_Objective_.
Write out the data again exactly, skipping every picture.

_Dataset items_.

══════

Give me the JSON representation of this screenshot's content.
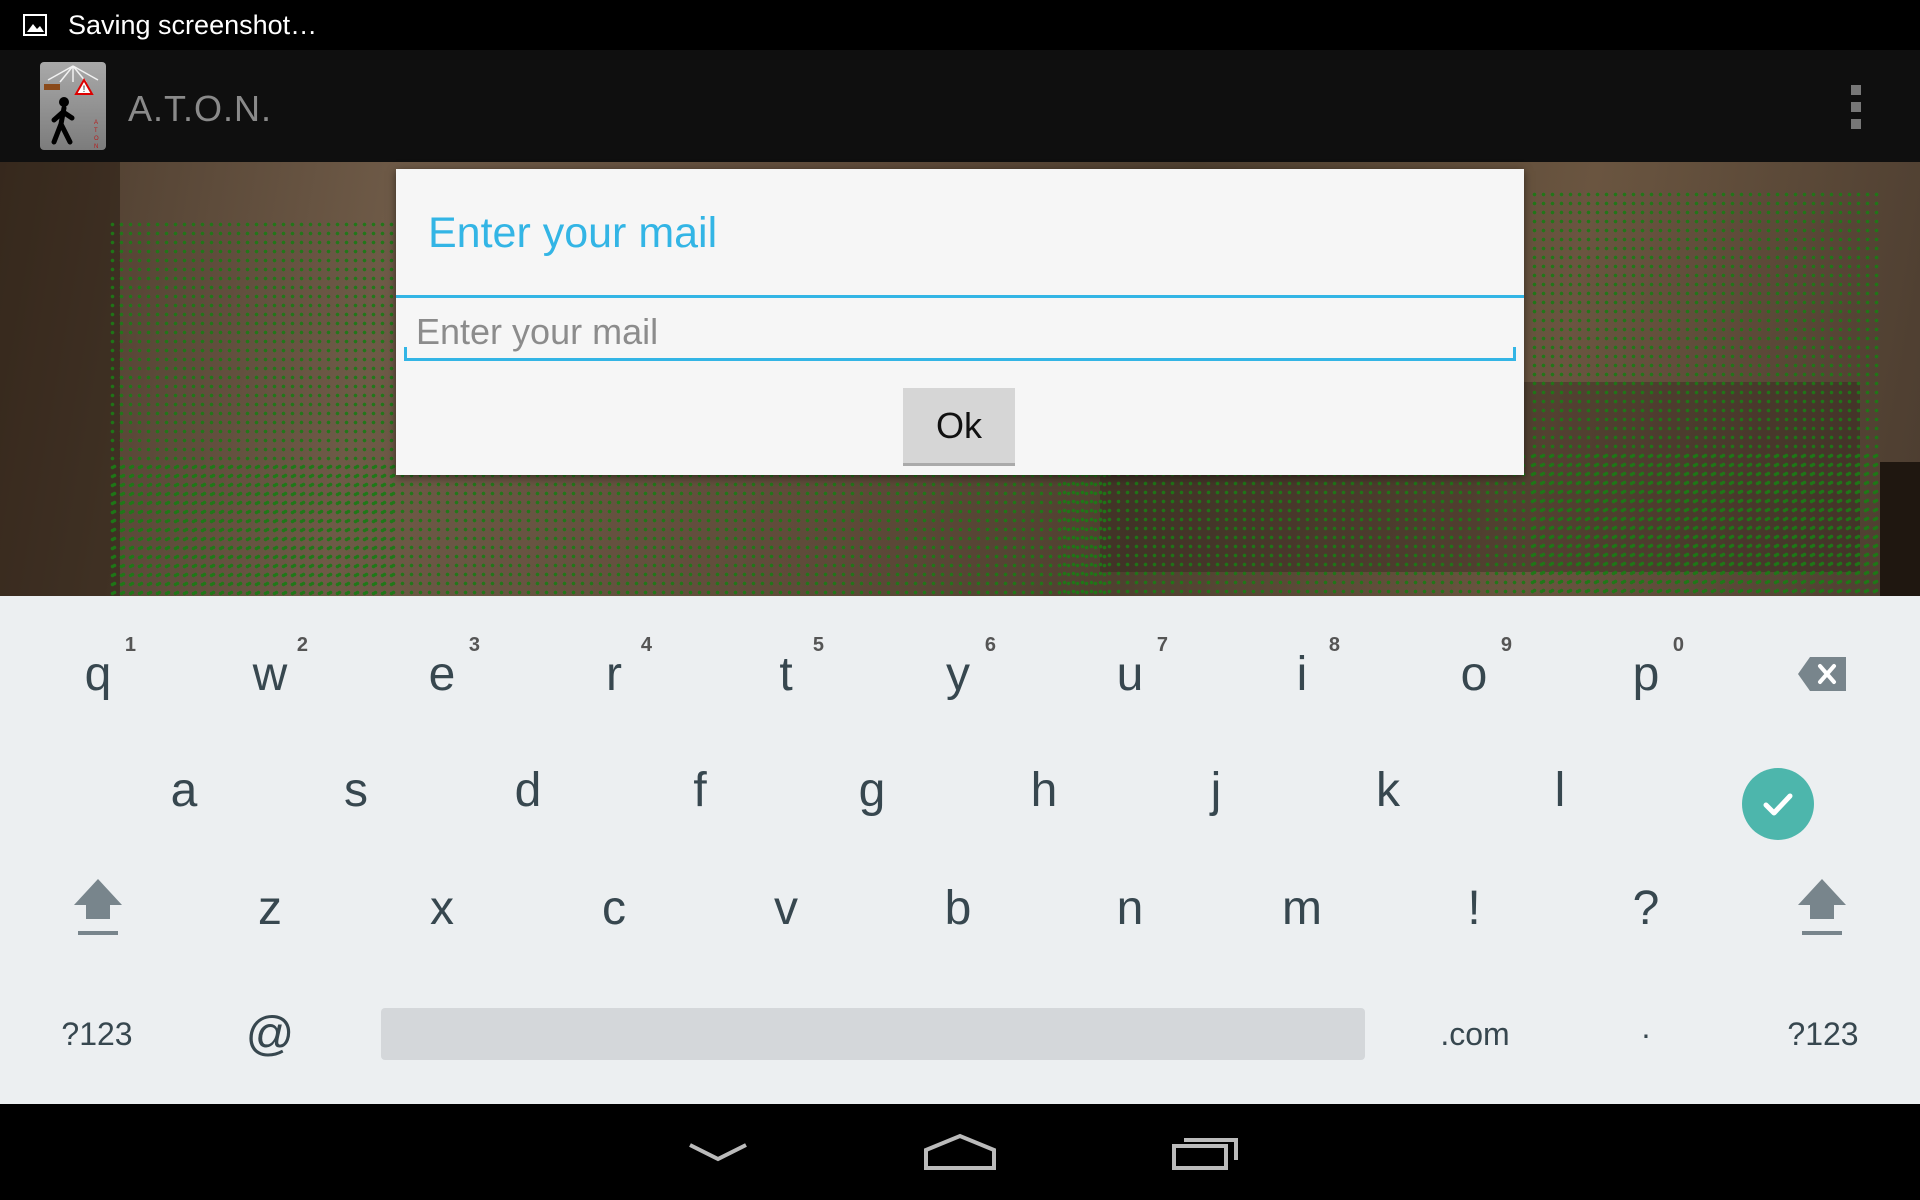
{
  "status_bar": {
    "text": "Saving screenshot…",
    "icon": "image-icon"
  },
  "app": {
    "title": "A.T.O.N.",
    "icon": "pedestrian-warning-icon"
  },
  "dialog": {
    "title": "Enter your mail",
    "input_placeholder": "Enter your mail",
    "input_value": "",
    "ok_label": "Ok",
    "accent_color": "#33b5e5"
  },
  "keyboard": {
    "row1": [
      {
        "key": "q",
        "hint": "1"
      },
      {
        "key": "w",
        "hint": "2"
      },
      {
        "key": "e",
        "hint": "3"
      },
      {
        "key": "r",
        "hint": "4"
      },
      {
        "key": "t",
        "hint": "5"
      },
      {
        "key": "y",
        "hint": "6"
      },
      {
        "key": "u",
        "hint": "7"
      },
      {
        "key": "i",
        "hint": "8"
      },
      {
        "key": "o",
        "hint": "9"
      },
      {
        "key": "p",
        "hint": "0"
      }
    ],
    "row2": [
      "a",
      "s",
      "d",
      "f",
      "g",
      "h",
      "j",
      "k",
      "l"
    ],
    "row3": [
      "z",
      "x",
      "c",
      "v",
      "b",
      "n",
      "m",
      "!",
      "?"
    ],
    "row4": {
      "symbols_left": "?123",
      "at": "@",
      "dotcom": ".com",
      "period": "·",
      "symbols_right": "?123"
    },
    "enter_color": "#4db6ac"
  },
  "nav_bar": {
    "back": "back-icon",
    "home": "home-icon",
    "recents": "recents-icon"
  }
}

══════

_Exercise answer_.
Give me the JSON representation of this screenshot's content.
{
  "status_bar": {
    "text": "Saving screenshot…",
    "icon": "image-icon"
  },
  "app": {
    "title": "A.T.O.N.",
    "icon": "pedestrian-warning-icon"
  },
  "dialog": {
    "title": "Enter your mail",
    "input_placeholder": "Enter your mail",
    "input_value": "",
    "ok_label": "Ok",
    "accent_color": "#33b5e5"
  },
  "keyboard": {
    "row1": [
      {
        "key": "q",
        "hint": "1"
      },
      {
        "key": "w",
        "hint": "2"
      },
      {
        "key": "e",
        "hint": "3"
      },
      {
        "key": "r",
        "hint": "4"
      },
      {
        "key": "t",
        "hint": "5"
      },
      {
        "key": "y",
        "hint": "6"
      },
      {
        "key": "u",
        "hint": "7"
      },
      {
        "key": "i",
        "hint": "8"
      },
      {
        "key": "o",
        "hint": "9"
      },
      {
        "key": "p",
        "hint": "0"
      }
    ],
    "row2": [
      "a",
      "s",
      "d",
      "f",
      "g",
      "h",
      "j",
      "k",
      "l"
    ],
    "row3": [
      "z",
      "x",
      "c",
      "v",
      "b",
      "n",
      "m",
      "!",
      "?"
    ],
    "row4": {
      "symbols_left": "?123",
      "at": "@",
      "dotcom": ".com",
      "period": "·",
      "symbols_right": "?123"
    },
    "enter_color": "#4db6ac"
  },
  "nav_bar": {
    "back": "back-icon",
    "home": "home-icon",
    "recents": "recents-icon"
  }
}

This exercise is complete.